TASK REQUIREMENTS: Skip the pictures and repeat each line of the data exactly.

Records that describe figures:
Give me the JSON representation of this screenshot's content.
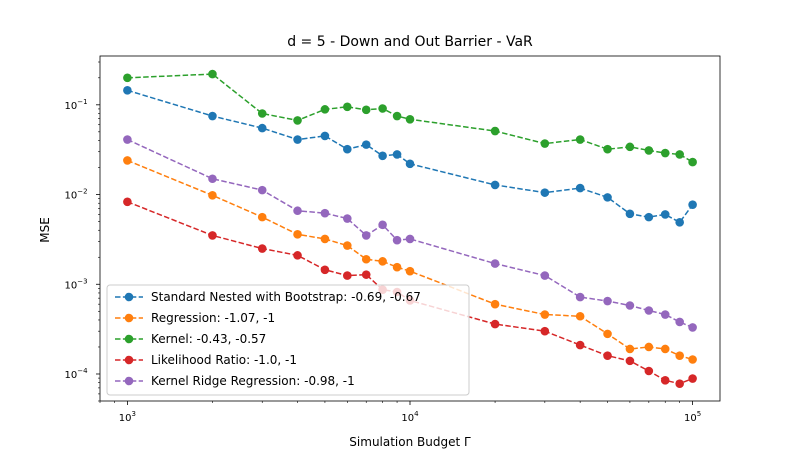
{
  "chart_data": {
    "type": "line",
    "title": "d = 5 - Down and Out Barrier - VaR",
    "xlabel": "Simulation Budget Γ",
    "ylabel": "MSE",
    "xscale": "log",
    "yscale": "log",
    "xlim": [
      800,
      125000
    ],
    "ylim": [
      5e-05,
      0.35
    ],
    "legend_position": "lower-left",
    "x": [
      1000,
      2000,
      3000,
      4000,
      5000,
      6000,
      7000,
      8000,
      9000,
      10000,
      20000,
      30000,
      40000,
      50000,
      60000,
      70000,
      80000,
      90000,
      100000
    ],
    "series": [
      {
        "name": "Standard Nested with Bootstrap: -0.69, -0.67",
        "color": "#1f77b4",
        "values": [
          0.145,
          0.075,
          0.055,
          0.041,
          0.045,
          0.032,
          0.036,
          0.027,
          0.028,
          0.022,
          0.0128,
          0.0105,
          0.0118,
          0.0093,
          0.0061,
          0.0056,
          0.006,
          0.0049,
          0.0077
        ]
      },
      {
        "name": "Regression: -1.07, -1",
        "color": "#ff7f0e",
        "values": [
          0.024,
          0.0098,
          0.0056,
          0.0036,
          0.0032,
          0.0027,
          0.0019,
          0.0018,
          0.00155,
          0.0014,
          0.0006,
          0.00046,
          0.00044,
          0.00028,
          0.00019,
          0.0002,
          0.00019,
          0.00016,
          0.000145
        ]
      },
      {
        "name": "Kernel: -0.43, -0.57",
        "color": "#2ca02c",
        "values": [
          0.2,
          0.22,
          0.08,
          0.067,
          0.089,
          0.095,
          0.088,
          0.091,
          0.075,
          0.069,
          0.051,
          0.037,
          0.041,
          0.032,
          0.034,
          0.031,
          0.029,
          0.028,
          0.023
        ]
      },
      {
        "name": "Likelihood Ratio: -1.0, -1",
        "color": "#d62728",
        "values": [
          0.0083,
          0.0035,
          0.0025,
          0.0021,
          0.00145,
          0.00125,
          0.00128,
          0.00087,
          0.00082,
          0.00066,
          0.00036,
          0.0003,
          0.00021,
          0.00016,
          0.00014,
          0.000108,
          8.5e-05,
          7.8e-05,
          8.9e-05
        ]
      },
      {
        "name": "Kernel Ridge Regression: -0.98, -1",
        "color": "#9467bd",
        "values": [
          0.041,
          0.015,
          0.0112,
          0.0066,
          0.0062,
          0.0054,
          0.0035,
          0.0046,
          0.0031,
          0.0032,
          0.0017,
          0.00125,
          0.00072,
          0.00065,
          0.00058,
          0.00051,
          0.00046,
          0.00038,
          0.00033
        ]
      }
    ],
    "x_ticks": [
      {
        "value": 1000,
        "base": "10",
        "exp": "3"
      },
      {
        "value": 10000,
        "base": "10",
        "exp": "4"
      },
      {
        "value": 100000,
        "base": "10",
        "exp": "5"
      }
    ],
    "y_ticks": [
      {
        "value": 0.0001,
        "base": "10",
        "exp": "−4"
      },
      {
        "value": 0.001,
        "base": "10",
        "exp": "−3"
      },
      {
        "value": 0.01,
        "base": "10",
        "exp": "−2"
      },
      {
        "value": 0.1,
        "base": "10",
        "exp": "−1"
      }
    ]
  }
}
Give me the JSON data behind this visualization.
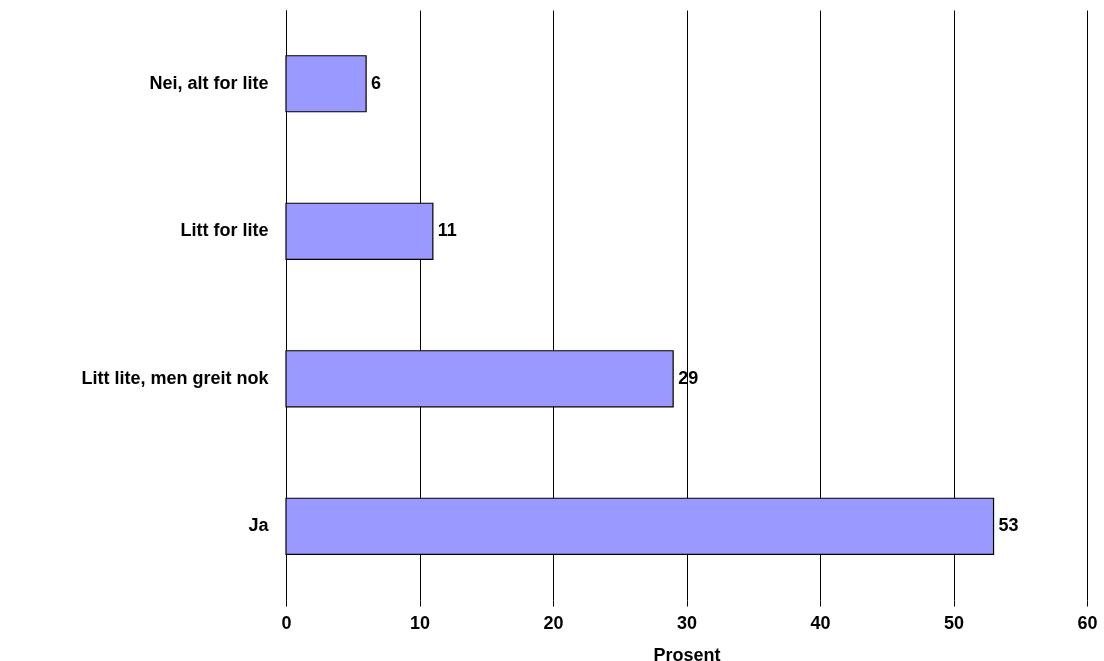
{
  "chart_data": {
    "type": "bar",
    "orientation": "horizontal",
    "xlabel": "Prosent",
    "categories": [
      "Nei, alt for lite",
      "Litt for lite",
      "Litt lite, men greit nok",
      "Ja"
    ],
    "values": [
      6,
      11,
      29,
      53
    ],
    "color": "#9999ff",
    "data_labels": true,
    "xlim": [
      0,
      60
    ],
    "xticks": [
      0,
      10,
      20,
      30,
      40,
      50,
      60
    ],
    "grid": "x"
  }
}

SOLUTION TO THIS EXERCISE:
Give me the JSON representation of this screenshot's content.
{
  "chart_data": {
    "type": "line",
    "title": "d = 5 - Down and Out Barrier - VaR",
    "xlabel": "Simulation Budget Γ",
    "ylabel": "MSE",
    "xscale": "log",
    "yscale": "log",
    "xlim": [
      800,
      125000
    ],
    "ylim": [
      5e-05,
      0.35
    ],
    "legend_position": "lower-left",
    "x": [
      1000,
      2000,
      3000,
      4000,
      5000,
      6000,
      7000,
      8000,
      9000,
      10000,
      20000,
      30000,
      40000,
      50000,
      60000,
      70000,
      80000,
      90000,
      100000
    ],
    "series": [
      {
        "name": "Standard Nested with Bootstrap: -0.69, -0.67",
        "color": "#1f77b4",
        "values": [
          0.145,
          0.075,
          0.055,
          0.041,
          0.045,
          0.032,
          0.036,
          0.027,
          0.028,
          0.022,
          0.0128,
          0.0105,
          0.0118,
          0.0093,
          0.0061,
          0.0056,
          0.006,
          0.0049,
          0.0077
        ]
      },
      {
        "name": "Regression: -1.07, -1",
        "color": "#ff7f0e",
        "values": [
          0.024,
          0.0098,
          0.0056,
          0.0036,
          0.0032,
          0.0027,
          0.0019,
          0.0018,
          0.00155,
          0.0014,
          0.0006,
          0.00046,
          0.00044,
          0.00028,
          0.00019,
          0.0002,
          0.00019,
          0.00016,
          0.000145
        ]
      },
      {
        "name": "Kernel: -0.43, -0.57",
        "color": "#2ca02c",
        "values": [
          0.2,
          0.22,
          0.08,
          0.067,
          0.089,
          0.095,
          0.088,
          0.091,
          0.075,
          0.069,
          0.051,
          0.037,
          0.041,
          0.032,
          0.034,
          0.031,
          0.029,
          0.028,
          0.023
        ]
      },
      {
        "name": "Likelihood Ratio: -1.0, -1",
        "color": "#d62728",
        "values": [
          0.0083,
          0.0035,
          0.0025,
          0.0021,
          0.00145,
          0.00125,
          0.00128,
          0.00087,
          0.00082,
          0.00066,
          0.00036,
          0.0003,
          0.00021,
          0.00016,
          0.00014,
          0.000108,
          8.5e-05,
          7.8e-05,
          8.9e-05
        ]
      },
      {
        "name": "Kernel Ridge Regression: -0.98, -1",
        "color": "#9467bd",
        "values": [
          0.041,
          0.015,
          0.0112,
          0.0066,
          0.0062,
          0.0054,
          0.0035,
          0.0046,
          0.0031,
          0.0032,
          0.0017,
          0.00125,
          0.00072,
          0.00065,
          0.00058,
          0.00051,
          0.00046,
          0.00038,
          0.00033
        ]
      }
    ],
    "x_ticks": [
      {
        "value": 1000,
        "base": "10",
        "exp": "3"
      },
      {
        "value": 10000,
        "base": "10",
        "exp": "4"
      },
      {
        "value": 100000,
        "base": "10",
        "exp": "5"
      }
    ],
    "y_ticks": [
      {
        "value": 0.0001,
        "base": "10",
        "exp": "−4"
      },
      {
        "value": 0.001,
        "base": "10",
        "exp": "−3"
      },
      {
        "value": 0.01,
        "base": "10",
        "exp": "−2"
      },
      {
        "value": 0.1,
        "base": "10",
        "exp": "−1"
      }
    ]
  }
}
Give me the JSON data behind this visualization.
{
  "chart_data": {
    "type": "bar",
    "orientation": "horizontal",
    "xlabel": "Prosent",
    "categories": [
      "Nei, alt for lite",
      "Litt for lite",
      "Litt lite, men greit nok",
      "Ja"
    ],
    "values": [
      6,
      11,
      29,
      53
    ],
    "color": "#9999ff",
    "data_labels": true,
    "xlim": [
      0,
      60
    ],
    "xticks": [
      0,
      10,
      20,
      30,
      40,
      50,
      60
    ],
    "grid": "x"
  }
}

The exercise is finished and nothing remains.